[Start]

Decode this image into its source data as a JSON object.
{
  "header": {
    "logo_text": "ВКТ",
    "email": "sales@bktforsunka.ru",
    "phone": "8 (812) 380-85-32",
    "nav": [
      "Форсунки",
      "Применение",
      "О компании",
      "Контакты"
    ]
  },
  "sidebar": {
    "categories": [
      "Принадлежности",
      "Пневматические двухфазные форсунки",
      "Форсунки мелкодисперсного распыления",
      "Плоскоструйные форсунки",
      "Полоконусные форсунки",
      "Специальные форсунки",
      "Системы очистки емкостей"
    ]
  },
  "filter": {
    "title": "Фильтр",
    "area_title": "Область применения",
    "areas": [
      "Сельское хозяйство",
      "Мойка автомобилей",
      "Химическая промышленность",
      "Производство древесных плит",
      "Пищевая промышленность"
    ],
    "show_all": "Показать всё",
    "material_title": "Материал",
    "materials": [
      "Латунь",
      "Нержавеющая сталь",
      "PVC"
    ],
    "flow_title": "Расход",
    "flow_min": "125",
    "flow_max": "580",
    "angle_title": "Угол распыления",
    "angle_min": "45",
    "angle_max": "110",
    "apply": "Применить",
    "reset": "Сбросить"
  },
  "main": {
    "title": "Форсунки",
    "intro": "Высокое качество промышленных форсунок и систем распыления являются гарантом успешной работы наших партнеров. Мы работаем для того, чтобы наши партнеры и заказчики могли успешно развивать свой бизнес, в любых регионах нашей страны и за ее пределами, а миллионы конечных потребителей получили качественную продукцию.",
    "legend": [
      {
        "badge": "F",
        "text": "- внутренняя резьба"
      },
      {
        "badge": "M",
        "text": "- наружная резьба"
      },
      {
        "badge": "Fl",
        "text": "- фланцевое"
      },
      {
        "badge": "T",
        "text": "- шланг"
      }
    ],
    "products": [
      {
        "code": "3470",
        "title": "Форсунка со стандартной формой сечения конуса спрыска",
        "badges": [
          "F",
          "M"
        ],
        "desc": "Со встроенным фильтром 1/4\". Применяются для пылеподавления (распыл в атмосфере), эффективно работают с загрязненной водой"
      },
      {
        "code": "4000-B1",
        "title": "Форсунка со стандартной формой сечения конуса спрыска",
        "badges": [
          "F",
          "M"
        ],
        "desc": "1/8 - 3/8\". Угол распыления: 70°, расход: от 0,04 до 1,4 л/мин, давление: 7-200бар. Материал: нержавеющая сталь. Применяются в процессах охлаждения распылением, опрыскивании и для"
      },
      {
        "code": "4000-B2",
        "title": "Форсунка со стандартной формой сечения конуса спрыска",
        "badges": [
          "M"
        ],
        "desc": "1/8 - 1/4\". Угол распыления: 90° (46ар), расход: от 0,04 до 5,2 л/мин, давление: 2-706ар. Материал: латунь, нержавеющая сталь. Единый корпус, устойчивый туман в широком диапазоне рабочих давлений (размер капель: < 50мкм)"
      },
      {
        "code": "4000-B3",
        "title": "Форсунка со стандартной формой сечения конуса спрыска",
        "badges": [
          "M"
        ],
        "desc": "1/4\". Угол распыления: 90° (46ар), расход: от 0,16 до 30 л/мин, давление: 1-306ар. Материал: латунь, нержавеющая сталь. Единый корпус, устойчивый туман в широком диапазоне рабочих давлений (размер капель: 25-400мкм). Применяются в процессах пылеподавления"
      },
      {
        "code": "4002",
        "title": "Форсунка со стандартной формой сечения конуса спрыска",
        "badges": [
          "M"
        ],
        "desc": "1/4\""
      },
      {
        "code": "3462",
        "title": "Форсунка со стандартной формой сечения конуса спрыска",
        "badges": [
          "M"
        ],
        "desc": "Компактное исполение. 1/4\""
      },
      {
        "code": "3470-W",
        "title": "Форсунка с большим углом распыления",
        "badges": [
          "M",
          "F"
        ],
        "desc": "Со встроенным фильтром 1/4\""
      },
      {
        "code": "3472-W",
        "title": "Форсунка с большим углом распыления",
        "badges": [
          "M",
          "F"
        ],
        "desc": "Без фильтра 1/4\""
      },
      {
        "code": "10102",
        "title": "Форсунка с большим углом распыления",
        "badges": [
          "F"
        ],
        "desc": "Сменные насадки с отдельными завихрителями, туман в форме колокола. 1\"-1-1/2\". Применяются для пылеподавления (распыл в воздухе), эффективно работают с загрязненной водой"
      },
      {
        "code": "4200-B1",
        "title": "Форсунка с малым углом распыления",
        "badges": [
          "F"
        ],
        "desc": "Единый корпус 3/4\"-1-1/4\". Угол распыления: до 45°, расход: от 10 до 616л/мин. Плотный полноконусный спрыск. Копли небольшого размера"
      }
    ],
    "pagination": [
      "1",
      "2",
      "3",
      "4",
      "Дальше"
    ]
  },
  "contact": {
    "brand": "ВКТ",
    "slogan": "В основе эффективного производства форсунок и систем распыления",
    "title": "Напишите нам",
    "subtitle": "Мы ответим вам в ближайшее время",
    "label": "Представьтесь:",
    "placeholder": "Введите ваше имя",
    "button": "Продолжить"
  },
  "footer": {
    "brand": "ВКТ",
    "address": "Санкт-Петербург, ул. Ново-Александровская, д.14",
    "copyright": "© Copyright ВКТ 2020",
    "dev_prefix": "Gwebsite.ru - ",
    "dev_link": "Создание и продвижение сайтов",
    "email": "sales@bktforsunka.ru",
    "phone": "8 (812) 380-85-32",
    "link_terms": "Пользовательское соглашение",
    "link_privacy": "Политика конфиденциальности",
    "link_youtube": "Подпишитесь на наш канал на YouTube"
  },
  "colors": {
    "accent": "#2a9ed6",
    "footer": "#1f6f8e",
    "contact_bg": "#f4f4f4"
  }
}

[End]

● GIVEN EXERCISE
Return all of the entries exactly as they were supplied.

● REPLY
Decode this image into its source data as a JSON object.
{
  "header": {
    "logo_text": "ВКТ",
    "email": "sales@bktforsunka.ru",
    "phone": "8 (812) 380-85-32",
    "nav": [
      "Форсунки",
      "Применение",
      "О компании",
      "Контакты"
    ]
  },
  "sidebar": {
    "categories": [
      "Принадлежности",
      "Пневматические двухфазные форсунки",
      "Форсунки мелкодисперсного распыления",
      "Плоскоструйные форсунки",
      "Полоконусные форсунки",
      "Специальные форсунки",
      "Системы очистки емкостей"
    ]
  },
  "filter": {
    "title": "Фильтр",
    "area_title": "Область применения",
    "areas": [
      "Сельское хозяйство",
      "Мойка автомобилей",
      "Химическая промышленность",
      "Производство древесных плит",
      "Пищевая промышленность"
    ],
    "show_all": "Показать всё",
    "material_title": "Материал",
    "materials": [
      "Латунь",
      "Нержавеющая сталь",
      "PVC"
    ],
    "flow_title": "Расход",
    "flow_min": "125",
    "flow_max": "580",
    "angle_title": "Угол распыления",
    "angle_min": "45",
    "angle_max": "110",
    "apply": "Применить",
    "reset": "Сбросить"
  },
  "main": {
    "title": "Форсунки",
    "intro": "Высокое качество промышленных форсунок и систем распыления являются гарантом успешной работы наших партнеров. Мы работаем для того, чтобы наши партнеры и заказчики могли успешно развивать свой бизнес, в любых регионах нашей страны и за ее пределами, а миллионы конечных потребителей получили качественную продукцию.",
    "legend": [
      {
        "badge": "F",
        "text": "- внутренняя резьба"
      },
      {
        "badge": "M",
        "text": "- наружная резьба"
      },
      {
        "badge": "Fl",
        "text": "- фланцевое"
      },
      {
        "badge": "T",
        "text": "- шланг"
      }
    ],
    "products": [
      {
        "code": "3470",
        "title": "Форсунка со стандартной формой сечения конуса спрыска",
        "badges": [
          "F",
          "M"
        ],
        "desc": "Со встроенным фильтром 1/4\". Применяются для пылеподавления (распыл в атмосфере), эффективно работают с загрязненной водой"
      },
      {
        "code": "4000-B1",
        "title": "Форсунка со стандартной формой сечения конуса спрыска",
        "badges": [
          "F",
          "M"
        ],
        "desc": "1/8 - 3/8\". Угол распыления: 70°, расход: от 0,04 до 1,4 л/мин, давление: 7-200бар. Материал: нержавеющая сталь. Применяются в процессах охлаждения распылением, опрыскивании и для"
      },
      {
        "code": "4000-B2",
        "title": "Форсунка со стандартной формой сечения конуса спрыска",
        "badges": [
          "M"
        ],
        "desc": "1/8 - 1/4\". Угол распыления: 90° (46ар), расход: от 0,04 до 5,2 л/мин, давление: 2-706ар. Материал: латунь, нержавеющая сталь. Единый корпус, устойчивый туман в широком диапазоне рабочих давлений (размер капель: < 50мкм)"
      },
      {
        "code": "4000-B3",
        "title": "Форсунка со стандартной формой сечения конуса спрыска",
        "badges": [
          "M"
        ],
        "desc": "1/4\". Угол распыления: 90° (46ар), расход: от 0,16 до 30 л/мин, давление: 1-306ар. Материал: латунь, нержавеющая сталь. Единый корпус, устойчивый туман в широком диапазоне рабочих давлений (размер капель: 25-400мкм). Применяются в процессах пылеподавления"
      },
      {
        "code": "4002",
        "title": "Форсунка со стандартной формой сечения конуса спрыска",
        "badges": [
          "M"
        ],
        "desc": "1/4\""
      },
      {
        "code": "3462",
        "title": "Форсунка со стандартной формой сечения конуса спрыска",
        "badges": [
          "M"
        ],
        "desc": "Компактное исполение. 1/4\""
      },
      {
        "code": "3470-W",
        "title": "Форсунка с большим углом распыления",
        "badges": [
          "M",
          "F"
        ],
        "desc": "Со встроенным фильтром 1/4\""
      },
      {
        "code": "3472-W",
        "title": "Форсунка с большим углом распыления",
        "badges": [
          "M",
          "F"
        ],
        "desc": "Без фильтра 1/4\""
      },
      {
        "code": "10102",
        "title": "Форсунка с большим углом распыления",
        "badges": [
          "F"
        ],
        "desc": "Сменные насадки с отдельными завихрителями, туман в форме колокола. 1\"-1-1/2\". Применяются для пылеподавления (распыл в воздухе), эффективно работают с загрязненной водой"
      },
      {
        "code": "4200-B1",
        "title": "Форсунка с малым углом распыления",
        "badges": [
          "F"
        ],
        "desc": "Единый корпус 3/4\"-1-1/4\". Угол распыления: до 45°, расход: от 10 до 616л/мин. Плотный полноконусный спрыск. Копли небольшого размера"
      }
    ],
    "pagination": [
      "1",
      "2",
      "3",
      "4",
      "Дальше"
    ]
  },
  "contact": {
    "brand": "ВКТ",
    "slogan": "В основе эффективного производства форсунок и систем распыления",
    "title": "Напишите нам",
    "subtitle": "Мы ответим вам в ближайшее время",
    "label": "Представьтесь:",
    "placeholder": "Введите ваше имя",
    "button": "Продолжить"
  },
  "footer": {
    "brand": "ВКТ",
    "address": "Санкт-Петербург, ул. Ново-Александровская, д.14",
    "copyright": "© Copyright ВКТ 2020",
    "dev_prefix": "Gwebsite.ru - ",
    "dev_link": "Создание и продвижение сайтов",
    "email": "sales@bktforsunka.ru",
    "phone": "8 (812) 380-85-32",
    "link_terms": "Пользовательское соглашение",
    "link_privacy": "Политика конфиденциальности",
    "link_youtube": "Подпишитесь на наш канал на YouTube"
  },
  "colors": {
    "accent": "#2a9ed6",
    "footer": "#1f6f8e",
    "contact_bg": "#f4f4f4"
  }
}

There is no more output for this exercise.